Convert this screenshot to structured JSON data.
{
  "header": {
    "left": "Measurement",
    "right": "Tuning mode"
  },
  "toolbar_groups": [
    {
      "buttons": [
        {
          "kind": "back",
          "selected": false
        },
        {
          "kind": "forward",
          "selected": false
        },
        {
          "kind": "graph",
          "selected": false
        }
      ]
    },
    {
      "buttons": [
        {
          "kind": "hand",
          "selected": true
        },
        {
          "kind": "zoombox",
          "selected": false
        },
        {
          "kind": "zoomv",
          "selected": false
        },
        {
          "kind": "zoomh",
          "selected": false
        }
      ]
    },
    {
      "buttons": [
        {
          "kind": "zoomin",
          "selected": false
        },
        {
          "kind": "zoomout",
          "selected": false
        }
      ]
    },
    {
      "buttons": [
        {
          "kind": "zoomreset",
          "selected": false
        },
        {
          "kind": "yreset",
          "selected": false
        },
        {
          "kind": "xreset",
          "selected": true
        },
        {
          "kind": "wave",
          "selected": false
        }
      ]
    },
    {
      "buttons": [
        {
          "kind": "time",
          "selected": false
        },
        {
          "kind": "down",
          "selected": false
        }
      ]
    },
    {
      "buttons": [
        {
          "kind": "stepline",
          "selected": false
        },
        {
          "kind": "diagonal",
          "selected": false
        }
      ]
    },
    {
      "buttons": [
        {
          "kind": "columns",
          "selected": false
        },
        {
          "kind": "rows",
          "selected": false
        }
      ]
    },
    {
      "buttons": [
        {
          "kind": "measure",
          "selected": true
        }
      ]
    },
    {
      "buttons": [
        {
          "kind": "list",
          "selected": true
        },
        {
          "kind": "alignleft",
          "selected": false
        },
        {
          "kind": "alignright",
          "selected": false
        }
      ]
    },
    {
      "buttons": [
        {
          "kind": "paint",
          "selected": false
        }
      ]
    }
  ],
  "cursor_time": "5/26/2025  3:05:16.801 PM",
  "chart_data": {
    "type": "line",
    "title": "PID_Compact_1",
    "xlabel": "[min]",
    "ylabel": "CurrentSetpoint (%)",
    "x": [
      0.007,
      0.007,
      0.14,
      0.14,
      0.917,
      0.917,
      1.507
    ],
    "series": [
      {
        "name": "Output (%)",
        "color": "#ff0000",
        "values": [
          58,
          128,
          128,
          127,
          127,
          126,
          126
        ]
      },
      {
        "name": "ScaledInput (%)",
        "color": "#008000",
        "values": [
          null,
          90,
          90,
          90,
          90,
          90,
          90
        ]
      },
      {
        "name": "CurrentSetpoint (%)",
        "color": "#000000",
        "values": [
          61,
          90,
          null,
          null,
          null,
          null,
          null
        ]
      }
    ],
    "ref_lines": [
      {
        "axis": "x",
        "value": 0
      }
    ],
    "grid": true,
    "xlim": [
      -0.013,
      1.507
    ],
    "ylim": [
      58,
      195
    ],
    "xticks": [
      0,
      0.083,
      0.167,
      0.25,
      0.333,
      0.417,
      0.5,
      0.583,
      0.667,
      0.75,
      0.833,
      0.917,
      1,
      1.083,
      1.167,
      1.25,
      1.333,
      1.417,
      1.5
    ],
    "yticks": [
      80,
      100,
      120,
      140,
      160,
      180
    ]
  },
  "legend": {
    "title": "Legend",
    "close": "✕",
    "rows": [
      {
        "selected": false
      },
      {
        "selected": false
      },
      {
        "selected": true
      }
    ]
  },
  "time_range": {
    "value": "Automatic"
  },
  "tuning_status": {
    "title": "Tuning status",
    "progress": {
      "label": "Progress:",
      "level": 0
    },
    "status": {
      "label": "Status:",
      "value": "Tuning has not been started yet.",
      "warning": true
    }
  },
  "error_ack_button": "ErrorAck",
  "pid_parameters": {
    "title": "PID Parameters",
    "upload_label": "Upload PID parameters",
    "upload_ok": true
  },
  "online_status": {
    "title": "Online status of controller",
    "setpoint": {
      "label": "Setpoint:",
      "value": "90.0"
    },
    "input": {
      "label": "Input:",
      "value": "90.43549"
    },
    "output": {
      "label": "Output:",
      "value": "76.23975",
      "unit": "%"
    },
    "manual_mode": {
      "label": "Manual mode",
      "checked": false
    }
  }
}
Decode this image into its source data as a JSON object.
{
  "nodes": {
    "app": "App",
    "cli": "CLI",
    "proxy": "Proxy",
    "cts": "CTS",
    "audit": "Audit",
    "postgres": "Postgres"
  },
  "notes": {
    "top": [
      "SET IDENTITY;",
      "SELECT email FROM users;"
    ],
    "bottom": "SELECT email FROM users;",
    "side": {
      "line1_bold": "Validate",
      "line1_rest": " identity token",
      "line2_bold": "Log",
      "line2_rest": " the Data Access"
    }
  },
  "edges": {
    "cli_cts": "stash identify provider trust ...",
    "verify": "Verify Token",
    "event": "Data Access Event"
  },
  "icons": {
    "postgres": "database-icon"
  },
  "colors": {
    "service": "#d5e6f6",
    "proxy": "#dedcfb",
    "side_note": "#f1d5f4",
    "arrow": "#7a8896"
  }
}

- - -

All of the data needs to be printed once more, exactly.

§ CORRECT RESPONSE
Convert this screenshot to structured JSON data.
{
  "header": {
    "left": "Measurement",
    "right": "Tuning mode"
  },
  "toolbar_groups": [
    {
      "buttons": [
        {
          "kind": "back",
          "selected": false
        },
        {
          "kind": "forward",
          "selected": false
        },
        {
          "kind": "graph",
          "selected": false
        }
      ]
    },
    {
      "buttons": [
        {
          "kind": "hand",
          "selected": true
        },
        {
          "kind": "zoombox",
          "selected": false
        },
        {
          "kind": "zoomv",
          "selected": false
        },
        {
          "kind": "zoomh",
          "selected": false
        }
      ]
    },
    {
      "buttons": [
        {
          "kind": "zoomin",
          "selected": false
        },
        {
          "kind": "zoomout",
          "selected": false
        }
      ]
    },
    {
      "buttons": [
        {
          "kind": "zoomreset",
          "selected": false
        },
        {
          "kind": "yreset",
          "selected": false
        },
        {
          "kind": "xreset",
          "selected": true
        },
        {
          "kind": "wave",
          "selected": false
        }
      ]
    },
    {
      "buttons": [
        {
          "kind": "time",
          "selected": false
        },
        {
          "kind": "down",
          "selected": false
        }
      ]
    },
    {
      "buttons": [
        {
          "kind": "stepline",
          "selected": false
        },
        {
          "kind": "diagonal",
          "selected": false
        }
      ]
    },
    {
      "buttons": [
        {
          "kind": "columns",
          "selected": false
        },
        {
          "kind": "rows",
          "selected": false
        }
      ]
    },
    {
      "buttons": [
        {
          "kind": "measure",
          "selected": true
        }
      ]
    },
    {
      "buttons": [
        {
          "kind": "list",
          "selected": true
        },
        {
          "kind": "alignleft",
          "selected": false
        },
        {
          "kind": "alignright",
          "selected": false
        }
      ]
    },
    {
      "buttons": [
        {
          "kind": "paint",
          "selected": false
        }
      ]
    }
  ],
  "cursor_time": "5/26/2025  3:05:16.801 PM",
  "chart_data": {
    "type": "line",
    "title": "PID_Compact_1",
    "xlabel": "[min]",
    "ylabel": "CurrentSetpoint (%)",
    "x": [
      0.007,
      0.007,
      0.14,
      0.14,
      0.917,
      0.917,
      1.507
    ],
    "series": [
      {
        "name": "Output (%)",
        "color": "#ff0000",
        "values": [
          58,
          128,
          128,
          127,
          127,
          126,
          126
        ]
      },
      {
        "name": "ScaledInput (%)",
        "color": "#008000",
        "values": [
          null,
          90,
          90,
          90,
          90,
          90,
          90
        ]
      },
      {
        "name": "CurrentSetpoint (%)",
        "color": "#000000",
        "values": [
          61,
          90,
          null,
          null,
          null,
          null,
          null
        ]
      }
    ],
    "ref_lines": [
      {
        "axis": "x",
        "value": 0
      }
    ],
    "grid": true,
    "xlim": [
      -0.013,
      1.507
    ],
    "ylim": [
      58,
      195
    ],
    "xticks": [
      0,
      0.083,
      0.167,
      0.25,
      0.333,
      0.417,
      0.5,
      0.583,
      0.667,
      0.75,
      0.833,
      0.917,
      1,
      1.083,
      1.167,
      1.25,
      1.333,
      1.417,
      1.5
    ],
    "yticks": [
      80,
      100,
      120,
      140,
      160,
      180
    ]
  },
  "legend": {
    "title": "Legend",
    "close": "✕",
    "rows": [
      {
        "selected": false
      },
      {
        "selected": false
      },
      {
        "selected": true
      }
    ]
  },
  "time_range": {
    "value": "Automatic"
  },
  "tuning_status": {
    "title": "Tuning status",
    "progress": {
      "label": "Progress:",
      "level": 0
    },
    "status": {
      "label": "Status:",
      "value": "Tuning has not been started yet.",
      "warning": true
    }
  },
  "error_ack_button": "ErrorAck",
  "pid_parameters": {
    "title": "PID Parameters",
    "upload_label": "Upload PID parameters",
    "upload_ok": true
  },
  "online_status": {
    "title": "Online status of controller",
    "setpoint": {
      "label": "Setpoint:",
      "value": "90.0"
    },
    "input": {
      "label": "Input:",
      "value": "90.43549"
    },
    "output": {
      "label": "Output:",
      "value": "76.23975",
      "unit": "%"
    },
    "manual_mode": {
      "label": "Manual mode",
      "checked": false
    }
  }
}
Decode this image into its source data as a JSON object.
{
  "nodes": {
    "app": "App",
    "cli": "CLI",
    "proxy": "Proxy",
    "cts": "CTS",
    "audit": "Audit",
    "postgres": "Postgres"
  },
  "notes": {
    "top": [
      "SET IDENTITY;",
      "SELECT email FROM users;"
    ],
    "bottom": "SELECT email FROM users;",
    "side": {
      "line1_bold": "Validate",
      "line1_rest": " identity token",
      "line2_bold": "Log",
      "line2_rest": " the Data Access"
    }
  },
  "edges": {
    "cli_cts": "stash identify provider trust ...",
    "verify": "Verify Token",
    "event": "Data Access Event"
  },
  "icons": {
    "postgres": "database-icon"
  },
  "colors": {
    "service": "#d5e6f6",
    "proxy": "#dedcfb",
    "side_note": "#f1d5f4",
    "arrow": "#7a8896"
  }
}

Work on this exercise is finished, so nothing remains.